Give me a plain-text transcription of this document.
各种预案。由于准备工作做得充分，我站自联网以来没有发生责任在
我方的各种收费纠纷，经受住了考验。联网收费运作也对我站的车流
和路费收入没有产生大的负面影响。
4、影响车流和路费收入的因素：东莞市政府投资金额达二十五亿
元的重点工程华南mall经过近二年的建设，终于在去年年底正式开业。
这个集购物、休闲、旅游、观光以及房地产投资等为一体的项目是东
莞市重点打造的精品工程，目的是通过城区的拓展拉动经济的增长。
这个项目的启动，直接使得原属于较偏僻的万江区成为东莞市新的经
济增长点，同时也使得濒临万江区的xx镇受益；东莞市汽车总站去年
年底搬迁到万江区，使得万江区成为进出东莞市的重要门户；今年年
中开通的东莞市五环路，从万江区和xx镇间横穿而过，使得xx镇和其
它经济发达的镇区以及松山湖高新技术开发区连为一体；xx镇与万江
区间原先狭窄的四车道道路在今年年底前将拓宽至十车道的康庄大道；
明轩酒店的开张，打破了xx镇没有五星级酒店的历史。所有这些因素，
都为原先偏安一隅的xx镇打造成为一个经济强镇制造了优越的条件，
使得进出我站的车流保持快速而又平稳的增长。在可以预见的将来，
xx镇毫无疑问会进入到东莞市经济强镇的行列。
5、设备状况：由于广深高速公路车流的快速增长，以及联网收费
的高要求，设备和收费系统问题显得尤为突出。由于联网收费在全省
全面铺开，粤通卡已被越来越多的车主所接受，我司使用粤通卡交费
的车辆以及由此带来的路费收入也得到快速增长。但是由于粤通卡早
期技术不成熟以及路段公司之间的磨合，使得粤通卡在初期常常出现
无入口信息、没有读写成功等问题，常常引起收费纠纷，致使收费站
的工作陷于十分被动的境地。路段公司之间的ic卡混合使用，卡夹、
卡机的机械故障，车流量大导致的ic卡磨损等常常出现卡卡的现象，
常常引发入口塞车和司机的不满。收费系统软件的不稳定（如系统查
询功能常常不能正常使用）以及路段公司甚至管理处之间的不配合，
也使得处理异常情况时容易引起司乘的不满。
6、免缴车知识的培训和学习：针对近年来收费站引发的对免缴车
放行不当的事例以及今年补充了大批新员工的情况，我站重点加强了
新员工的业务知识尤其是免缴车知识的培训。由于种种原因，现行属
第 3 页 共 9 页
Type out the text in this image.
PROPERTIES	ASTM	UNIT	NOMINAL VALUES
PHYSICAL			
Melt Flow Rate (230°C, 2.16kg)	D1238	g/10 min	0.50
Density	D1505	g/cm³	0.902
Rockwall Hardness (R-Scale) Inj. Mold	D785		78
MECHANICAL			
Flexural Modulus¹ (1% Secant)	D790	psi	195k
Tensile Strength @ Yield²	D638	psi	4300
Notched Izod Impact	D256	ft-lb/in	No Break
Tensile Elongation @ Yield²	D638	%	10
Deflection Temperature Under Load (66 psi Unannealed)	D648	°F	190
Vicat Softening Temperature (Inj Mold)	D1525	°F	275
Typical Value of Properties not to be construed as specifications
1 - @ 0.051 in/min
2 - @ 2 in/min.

WHAT YOU WILL DO: Every line that holds the word "Tensile" should be extracted.

SOLVED PROBLEM:
Tensile Strength @ Yield²	D638	psi	4300
Tensile Elongation @ Yield²	D638	%	10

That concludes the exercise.